Challenge: Return every record exactly as written.

━━━━━ Input rows ━━━━━

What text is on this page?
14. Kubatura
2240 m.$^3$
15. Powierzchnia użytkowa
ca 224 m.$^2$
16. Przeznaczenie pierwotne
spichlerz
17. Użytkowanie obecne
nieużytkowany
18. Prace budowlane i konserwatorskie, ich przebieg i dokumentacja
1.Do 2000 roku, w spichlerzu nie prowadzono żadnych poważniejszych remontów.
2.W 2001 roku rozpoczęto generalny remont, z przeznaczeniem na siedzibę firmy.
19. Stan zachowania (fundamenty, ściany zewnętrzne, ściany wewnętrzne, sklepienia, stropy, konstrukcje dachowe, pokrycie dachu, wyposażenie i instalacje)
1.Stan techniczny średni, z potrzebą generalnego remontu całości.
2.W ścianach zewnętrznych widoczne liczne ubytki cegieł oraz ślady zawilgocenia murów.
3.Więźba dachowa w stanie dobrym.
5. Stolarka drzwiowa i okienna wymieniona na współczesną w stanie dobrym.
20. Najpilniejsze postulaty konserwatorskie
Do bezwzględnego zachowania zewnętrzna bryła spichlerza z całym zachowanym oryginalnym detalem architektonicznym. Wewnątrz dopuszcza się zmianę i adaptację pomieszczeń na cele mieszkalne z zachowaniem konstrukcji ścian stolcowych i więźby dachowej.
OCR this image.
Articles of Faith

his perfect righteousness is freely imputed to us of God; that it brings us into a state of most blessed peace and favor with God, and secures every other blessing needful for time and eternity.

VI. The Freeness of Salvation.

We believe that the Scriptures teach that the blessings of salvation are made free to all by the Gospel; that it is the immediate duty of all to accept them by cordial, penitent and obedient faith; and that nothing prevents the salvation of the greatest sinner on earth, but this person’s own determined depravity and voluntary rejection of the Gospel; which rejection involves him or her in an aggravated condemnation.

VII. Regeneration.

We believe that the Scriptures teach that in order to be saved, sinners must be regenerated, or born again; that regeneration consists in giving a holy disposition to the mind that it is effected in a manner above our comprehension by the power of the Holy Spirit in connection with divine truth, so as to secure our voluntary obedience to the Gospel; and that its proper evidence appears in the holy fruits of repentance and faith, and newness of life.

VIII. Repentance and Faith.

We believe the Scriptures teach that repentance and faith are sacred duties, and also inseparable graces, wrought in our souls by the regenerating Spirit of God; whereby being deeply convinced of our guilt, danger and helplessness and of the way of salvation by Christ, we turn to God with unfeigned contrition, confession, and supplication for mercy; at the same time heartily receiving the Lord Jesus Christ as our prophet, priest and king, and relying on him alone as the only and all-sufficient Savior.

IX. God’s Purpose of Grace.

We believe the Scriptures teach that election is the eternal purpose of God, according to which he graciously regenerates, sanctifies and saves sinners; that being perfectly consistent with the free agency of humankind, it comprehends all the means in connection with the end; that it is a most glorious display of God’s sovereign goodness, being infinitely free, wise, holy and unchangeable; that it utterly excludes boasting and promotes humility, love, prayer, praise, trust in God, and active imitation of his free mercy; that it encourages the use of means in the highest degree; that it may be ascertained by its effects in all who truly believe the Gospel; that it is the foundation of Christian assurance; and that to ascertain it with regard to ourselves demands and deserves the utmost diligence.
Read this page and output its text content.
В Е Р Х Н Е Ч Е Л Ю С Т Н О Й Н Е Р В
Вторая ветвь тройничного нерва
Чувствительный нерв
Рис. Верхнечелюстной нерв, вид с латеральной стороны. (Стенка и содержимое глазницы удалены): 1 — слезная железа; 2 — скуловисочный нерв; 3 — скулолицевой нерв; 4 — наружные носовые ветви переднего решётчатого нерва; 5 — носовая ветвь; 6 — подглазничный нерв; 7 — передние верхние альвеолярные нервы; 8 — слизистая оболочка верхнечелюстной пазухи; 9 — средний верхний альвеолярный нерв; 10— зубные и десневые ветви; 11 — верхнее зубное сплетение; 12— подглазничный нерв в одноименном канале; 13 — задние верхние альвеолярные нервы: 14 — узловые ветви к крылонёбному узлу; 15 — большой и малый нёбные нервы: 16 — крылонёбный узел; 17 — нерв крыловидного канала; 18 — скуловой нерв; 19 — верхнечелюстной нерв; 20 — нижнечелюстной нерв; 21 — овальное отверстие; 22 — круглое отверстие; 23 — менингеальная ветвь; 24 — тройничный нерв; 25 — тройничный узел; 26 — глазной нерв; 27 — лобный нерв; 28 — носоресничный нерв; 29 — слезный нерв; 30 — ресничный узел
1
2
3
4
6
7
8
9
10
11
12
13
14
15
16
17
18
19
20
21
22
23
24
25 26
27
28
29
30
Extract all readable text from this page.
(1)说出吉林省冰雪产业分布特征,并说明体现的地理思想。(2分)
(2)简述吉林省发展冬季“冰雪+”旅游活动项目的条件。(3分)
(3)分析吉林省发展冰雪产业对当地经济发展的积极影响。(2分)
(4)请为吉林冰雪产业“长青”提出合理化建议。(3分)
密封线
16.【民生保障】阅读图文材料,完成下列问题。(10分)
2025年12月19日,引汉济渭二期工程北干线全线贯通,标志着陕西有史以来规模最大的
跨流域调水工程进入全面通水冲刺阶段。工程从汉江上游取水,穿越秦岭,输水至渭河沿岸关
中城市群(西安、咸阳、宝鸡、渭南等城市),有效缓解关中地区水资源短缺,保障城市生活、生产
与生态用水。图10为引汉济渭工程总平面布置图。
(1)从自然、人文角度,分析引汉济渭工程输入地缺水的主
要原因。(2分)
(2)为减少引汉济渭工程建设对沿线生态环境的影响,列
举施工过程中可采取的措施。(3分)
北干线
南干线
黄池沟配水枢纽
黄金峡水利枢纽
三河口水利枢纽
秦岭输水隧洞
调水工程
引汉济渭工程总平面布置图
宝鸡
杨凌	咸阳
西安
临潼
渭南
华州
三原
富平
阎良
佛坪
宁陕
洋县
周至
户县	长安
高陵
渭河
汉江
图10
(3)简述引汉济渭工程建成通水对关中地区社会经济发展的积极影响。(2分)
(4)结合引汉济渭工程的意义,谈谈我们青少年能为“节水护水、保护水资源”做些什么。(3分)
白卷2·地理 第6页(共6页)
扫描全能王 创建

━━━━━

Task solution:
What text is on this page?
14. Kubatura
2240 m.$^3$
15. Powierzchnia użytkowa
ca 224 m.$^2$
16. Przeznaczenie pierwotne
spichlerz
17. Użytkowanie obecne
nieużytkowany
18. Prace budowlane i konserwatorskie, ich przebieg i dokumentacja
1.Do 2000 roku, w spichlerzu nie prowadzono żadnych poważniejszych remontów.
2.W 2001 roku rozpoczęto generalny remont, z przeznaczeniem na siedzibę firmy.
19. Stan zachowania (fundamenty, ściany zewnętrzne, ściany wewnętrzne, sklepienia, stropy, konstrukcje dachowe, pokrycie dachu, wyposażenie i instalacje)
1.Stan techniczny średni, z potrzebą generalnego remontu całości.
2.W ścianach zewnętrznych widoczne liczne ubytki cegieł oraz ślady zawilgocenia murów.
3.Więźba dachowa w stanie dobrym.
5. Stolarka drzwiowa i okienna wymieniona na współczesną w stanie dobrym.
20. Najpilniejsze postulaty konserwatorskie
Do bezwzględnego zachowania zewnętrzna bryła spichlerza z całym zachowanym oryginalnym detalem architektonicznym. Wewnątrz dopuszcza się zmianę i adaptację pomieszczeń na cele mieszkalne z zachowaniem konstrukcji ścian stolcowych i więźby dachowej.
OCR this image.
Articles of Faith

his perfect righteousness is freely imputed to us of God; that it brings us into a state of most blessed peace and favor with God, and secures every other blessing needful for time and eternity.

VI. The Freeness of Salvation.

We believe that the Scriptures teach that the blessings of salvation are made free to all by the Gospel; that it is the immediate duty of all to accept them by cordial, penitent and obedient faith; and that nothing prevents the salvation of the greatest sinner on earth, but this person’s own determined depravity and voluntary rejection of the Gospel; which rejection involves him or her in an aggravated condemnation.

VII. Regeneration.

We believe that the Scriptures teach that in order to be saved, sinners must be regenerated, or born again; that regeneration consists in giving a holy disposition to the mind that it is effected in a manner above our comprehension by the power of the Holy Spirit in connection with divine truth, so as to secure our voluntary obedience to the Gospel; and that its proper evidence appears in the holy fruits of repentance and faith, and newness of life.

VIII. Repentance and Faith.

We believe the Scriptures teach that repentance and faith are sacred duties, and also inseparable graces, wrought in our souls by the regenerating Spirit of God; whereby being deeply convinced of our guilt, danger and helplessness and of the way of salvation by Christ, we turn to God with unfeigned contrition, confession, and supplication for mercy; at the same time heartily receiving the Lord Jesus Christ as our prophet, priest and king, and relying on him alone as the only and all-sufficient Savior.

IX. God’s Purpose of Grace.

We believe the Scriptures teach that election is the eternal purpose of God, according to which he graciously regenerates, sanctifies and saves sinners; that being perfectly consistent with the free agency of humankind, it comprehends all the means in connection with the end; that it is a most glorious display of God’s sovereign goodness, being infinitely free, wise, holy and unchangeable; that it utterly excludes boasting and promotes humility, love, prayer, praise, trust in God, and active imitation of his free mercy; that it encourages the use of means in the highest degree; that it may be ascertained by its effects in all who truly believe the Gospel; that it is the foundation of Christian assurance; and that to ascertain it with regard to ourselves demands and deserves the utmost diligence.
Read this page and output its text content.
В Е Р Х Н Е Ч Е Л Ю С Т Н О Й Н Е Р В
Вторая ветвь тройничного нерва
Чувствительный нерв
Рис. Верхнечелюстной нерв, вид с латеральной стороны. (Стенка и содержимое глазницы удалены): 1 — слезная железа; 2 — скуловисочный нерв; 3 — скулолицевой нерв; 4 — наружные носовые ветви переднего решётчатого нерва; 5 — носовая ветвь; 6 — подглазничный нерв; 7 — передние верхние альвеолярные нервы; 8 — слизистая оболочка верхнечелюстной пазухи; 9 — средний верхний альвеолярный нерв; 10— зубные и десневые ветви; 11 — верхнее зубное сплетение; 12— подглазничный нерв в одноименном канале; 13 — задние верхние альвеолярные нервы: 14 — узловые ветви к крылонёбному узлу; 15 — большой и малый нёбные нервы: 16 — крылонёбный узел; 17 — нерв крыловидного канала; 18 — скуловой нерв; 19 — верхнечелюстной нерв; 20 — нижнечелюстной нерв; 21 — овальное отверстие; 22 — круглое отверстие; 23 — менингеальная ветвь; 24 — тройничный нерв; 25 — тройничный узел; 26 — глазной нерв; 27 — лобный нерв; 28 — носоресничный нерв; 29 — слезный нерв; 30 — ресничный узел
1
2
3
4
6
7
8
9
10
11
12
13
14
15
16
17
18
19
20
21
22
23
24
25 26
27
28
29
30
Extract all readable text from this page.
(1)说出吉林省冰雪产业分布特征,并说明体现的地理思想。(2分)
(2)简述吉林省发展冬季“冰雪+”旅游活动项目的条件。(3分)
(3)分析吉林省发展冰雪产业对当地经济发展的积极影响。(2分)
(4)请为吉林冰雪产业“长青”提出合理化建议。(3分)
密封线
16.【民生保障】阅读图文材料,完成下列问题。(10分)
2025年12月19日,引汉济渭二期工程北干线全线贯通,标志着陕西有史以来规模最大的
跨流域调水工程进入全面通水冲刺阶段。工程从汉江上游取水,穿越秦岭,输水至渭河沿岸关
中城市群(西安、咸阳、宝鸡、渭南等城市),有效缓解关中地区水资源短缺,保障城市生活、生产
与生态用水。图10为引汉济渭工程总平面布置图。
(1)从自然、人文角度,分析引汉济渭工程输入地缺水的主
要原因。(2分)
(2)为减少引汉济渭工程建设对沿线生态环境的影响,列
举施工过程中可采取的措施。(3分)
北干线
南干线
黄池沟配水枢纽
黄金峡水利枢纽
三河口水利枢纽
秦岭输水隧洞
调水工程
引汉济渭工程总平面布置图
宝鸡
杨凌	咸阳
西安
临潼
渭南
华州
三原
富平
阎良
佛坪
宁陕
洋县
周至
户县	长安
高陵
渭河
汉江
图10
(3)简述引汉济渭工程建成通水对关中地区社会经济发展的积极影响。(2分)
(4)结合引汉济渭工程的意义,谈谈我们青少年能为“节水护水、保护水资源”做些什么。(3分)
白卷2·地理 第6页(共6页)
扫描全能王 创建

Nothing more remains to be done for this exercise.